** start **

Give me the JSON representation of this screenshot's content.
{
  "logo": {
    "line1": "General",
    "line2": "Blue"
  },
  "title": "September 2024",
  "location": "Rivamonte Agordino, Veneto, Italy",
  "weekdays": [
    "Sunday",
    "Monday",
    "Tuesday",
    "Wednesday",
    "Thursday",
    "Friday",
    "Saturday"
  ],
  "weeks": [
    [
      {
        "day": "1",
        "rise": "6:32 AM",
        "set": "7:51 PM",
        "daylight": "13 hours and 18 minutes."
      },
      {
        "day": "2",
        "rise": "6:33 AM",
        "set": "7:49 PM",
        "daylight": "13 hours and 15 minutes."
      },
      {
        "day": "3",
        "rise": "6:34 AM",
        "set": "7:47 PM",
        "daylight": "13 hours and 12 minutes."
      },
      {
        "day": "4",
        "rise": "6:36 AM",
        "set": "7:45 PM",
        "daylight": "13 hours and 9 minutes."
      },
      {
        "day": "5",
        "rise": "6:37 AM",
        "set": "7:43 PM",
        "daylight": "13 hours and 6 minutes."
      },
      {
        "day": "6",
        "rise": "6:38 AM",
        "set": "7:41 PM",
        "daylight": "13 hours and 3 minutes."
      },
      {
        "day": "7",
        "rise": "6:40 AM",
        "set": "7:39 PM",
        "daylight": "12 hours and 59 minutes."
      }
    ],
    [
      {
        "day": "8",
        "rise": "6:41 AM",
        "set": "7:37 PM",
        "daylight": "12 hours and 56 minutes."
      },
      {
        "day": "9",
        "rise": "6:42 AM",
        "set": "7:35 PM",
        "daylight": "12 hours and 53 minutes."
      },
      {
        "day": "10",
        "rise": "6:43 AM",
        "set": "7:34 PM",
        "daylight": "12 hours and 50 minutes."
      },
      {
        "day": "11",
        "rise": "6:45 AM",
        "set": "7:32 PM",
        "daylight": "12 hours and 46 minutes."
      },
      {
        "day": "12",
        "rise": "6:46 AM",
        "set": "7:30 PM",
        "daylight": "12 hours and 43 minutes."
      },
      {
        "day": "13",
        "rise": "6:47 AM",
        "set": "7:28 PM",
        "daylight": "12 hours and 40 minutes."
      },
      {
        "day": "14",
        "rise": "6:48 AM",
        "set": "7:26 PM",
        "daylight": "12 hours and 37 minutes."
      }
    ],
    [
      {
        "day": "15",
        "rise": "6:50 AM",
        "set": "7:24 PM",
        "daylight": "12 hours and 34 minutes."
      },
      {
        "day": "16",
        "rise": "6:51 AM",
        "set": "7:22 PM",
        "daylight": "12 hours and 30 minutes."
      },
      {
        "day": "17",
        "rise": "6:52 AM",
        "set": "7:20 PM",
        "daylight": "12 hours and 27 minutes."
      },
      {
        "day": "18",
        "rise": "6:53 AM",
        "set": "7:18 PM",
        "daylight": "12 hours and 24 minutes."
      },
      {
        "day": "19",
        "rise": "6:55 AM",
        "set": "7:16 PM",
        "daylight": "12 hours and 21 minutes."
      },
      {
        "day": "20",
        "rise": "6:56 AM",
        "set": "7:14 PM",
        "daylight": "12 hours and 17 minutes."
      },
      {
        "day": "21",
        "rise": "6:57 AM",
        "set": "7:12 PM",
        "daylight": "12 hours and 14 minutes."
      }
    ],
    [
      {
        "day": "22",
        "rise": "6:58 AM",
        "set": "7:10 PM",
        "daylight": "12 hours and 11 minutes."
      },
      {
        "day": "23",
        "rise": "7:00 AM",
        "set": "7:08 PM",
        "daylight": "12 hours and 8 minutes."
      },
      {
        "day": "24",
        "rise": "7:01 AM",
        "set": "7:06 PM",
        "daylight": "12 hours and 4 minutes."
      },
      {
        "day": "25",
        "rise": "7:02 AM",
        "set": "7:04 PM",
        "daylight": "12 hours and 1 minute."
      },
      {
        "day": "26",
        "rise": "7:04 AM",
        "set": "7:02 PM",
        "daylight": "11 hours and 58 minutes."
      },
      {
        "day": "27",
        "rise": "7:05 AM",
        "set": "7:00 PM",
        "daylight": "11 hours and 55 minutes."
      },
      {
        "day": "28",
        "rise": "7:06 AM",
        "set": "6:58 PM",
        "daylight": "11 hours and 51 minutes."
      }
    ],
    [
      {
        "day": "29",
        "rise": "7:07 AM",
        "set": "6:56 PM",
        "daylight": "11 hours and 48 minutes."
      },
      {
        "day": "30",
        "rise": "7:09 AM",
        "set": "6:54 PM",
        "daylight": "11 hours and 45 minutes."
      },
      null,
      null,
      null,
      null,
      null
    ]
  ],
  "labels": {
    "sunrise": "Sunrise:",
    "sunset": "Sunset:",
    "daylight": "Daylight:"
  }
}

** end **

> _REQUIRED WORK_
Return every line of the material exactly.

> _WRITTEN SOLUTION_
Give me the JSON representation of this screenshot's content.
{
  "logo": {
    "line1": "General",
    "line2": "Blue"
  },
  "title": "September 2024",
  "location": "Rivamonte Agordino, Veneto, Italy",
  "weekdays": [
    "Sunday",
    "Monday",
    "Tuesday",
    "Wednesday",
    "Thursday",
    "Friday",
    "Saturday"
  ],
  "weeks": [
    [
      {
        "day": "1",
        "rise": "6:32 AM",
        "set": "7:51 PM",
        "daylight": "13 hours and 18 minutes."
      },
      {
        "day": "2",
        "rise": "6:33 AM",
        "set": "7:49 PM",
        "daylight": "13 hours and 15 minutes."
      },
      {
        "day": "3",
        "rise": "6:34 AM",
        "set": "7:47 PM",
        "daylight": "13 hours and 12 minutes."
      },
      {
        "day": "4",
        "rise": "6:36 AM",
        "set": "7:45 PM",
        "daylight": "13 hours and 9 minutes."
      },
      {
        "day": "5",
        "rise": "6:37 AM",
        "set": "7:43 PM",
        "daylight": "13 hours and 6 minutes."
      },
      {
        "day": "6",
        "rise": "6:38 AM",
        "set": "7:41 PM",
        "daylight": "13 hours and 3 minutes."
      },
      {
        "day": "7",
        "rise": "6:40 AM",
        "set": "7:39 PM",
        "daylight": "12 hours and 59 minutes."
      }
    ],
    [
      {
        "day": "8",
        "rise": "6:41 AM",
        "set": "7:37 PM",
        "daylight": "12 hours and 56 minutes."
      },
      {
        "day": "9",
        "rise": "6:42 AM",
        "set": "7:35 PM",
        "daylight": "12 hours and 53 minutes."
      },
      {
        "day": "10",
        "rise": "6:43 AM",
        "set": "7:34 PM",
        "daylight": "12 hours and 50 minutes."
      },
      {
        "day": "11",
        "rise": "6:45 AM",
        "set": "7:32 PM",
        "daylight": "12 hours and 46 minutes."
      },
      {
        "day": "12",
        "rise": "6:46 AM",
        "set": "7:30 PM",
        "daylight": "12 hours and 43 minutes."
      },
      {
        "day": "13",
        "rise": "6:47 AM",
        "set": "7:28 PM",
        "daylight": "12 hours and 40 minutes."
      },
      {
        "day": "14",
        "rise": "6:48 AM",
        "set": "7:26 PM",
        "daylight": "12 hours and 37 minutes."
      }
    ],
    [
      {
        "day": "15",
        "rise": "6:50 AM",
        "set": "7:24 PM",
        "daylight": "12 hours and 34 minutes."
      },
      {
        "day": "16",
        "rise": "6:51 AM",
        "set": "7:22 PM",
        "daylight": "12 hours and 30 minutes."
      },
      {
        "day": "17",
        "rise": "6:52 AM",
        "set": "7:20 PM",
        "daylight": "12 hours and 27 minutes."
      },
      {
        "day": "18",
        "rise": "6:53 AM",
        "set": "7:18 PM",
        "daylight": "12 hours and 24 minutes."
      },
      {
        "day": "19",
        "rise": "6:55 AM",
        "set": "7:16 PM",
        "daylight": "12 hours and 21 minutes."
      },
      {
        "day": "20",
        "rise": "6:56 AM",
        "set": "7:14 PM",
        "daylight": "12 hours and 17 minutes."
      },
      {
        "day": "21",
        "rise": "6:57 AM",
        "set": "7:12 PM",
        "daylight": "12 hours and 14 minutes."
      }
    ],
    [
      {
        "day": "22",
        "rise": "6:58 AM",
        "set": "7:10 PM",
        "daylight": "12 hours and 11 minutes."
      },
      {
        "day": "23",
        "rise": "7:00 AM",
        "set": "7:08 PM",
        "daylight": "12 hours and 8 minutes."
      },
      {
        "day": "24",
        "rise": "7:01 AM",
        "set": "7:06 PM",
        "daylight": "12 hours and 4 minutes."
      },
      {
        "day": "25",
        "rise": "7:02 AM",
        "set": "7:04 PM",
        "daylight": "12 hours and 1 minute."
      },
      {
        "day": "26",
        "rise": "7:04 AM",
        "set": "7:02 PM",
        "daylight": "11 hours and 58 minutes."
      },
      {
        "day": "27",
        "rise": "7:05 AM",
        "set": "7:00 PM",
        "daylight": "11 hours and 55 minutes."
      },
      {
        "day": "28",
        "rise": "7:06 AM",
        "set": "6:58 PM",
        "daylight": "11 hours and 51 minutes."
      }
    ],
    [
      {
        "day": "29",
        "rise": "7:07 AM",
        "set": "6:56 PM",
        "daylight": "11 hours and 48 minutes."
      },
      {
        "day": "30",
        "rise": "7:09 AM",
        "set": "6:54 PM",
        "daylight": "11 hours and 45 minutes."
      },
      null,
      null,
      null,
      null,
      null
    ]
  ],
  "labels": {
    "sunrise": "Sunrise:",
    "sunset": "Sunset:",
    "daylight": "Daylight:"
  }
}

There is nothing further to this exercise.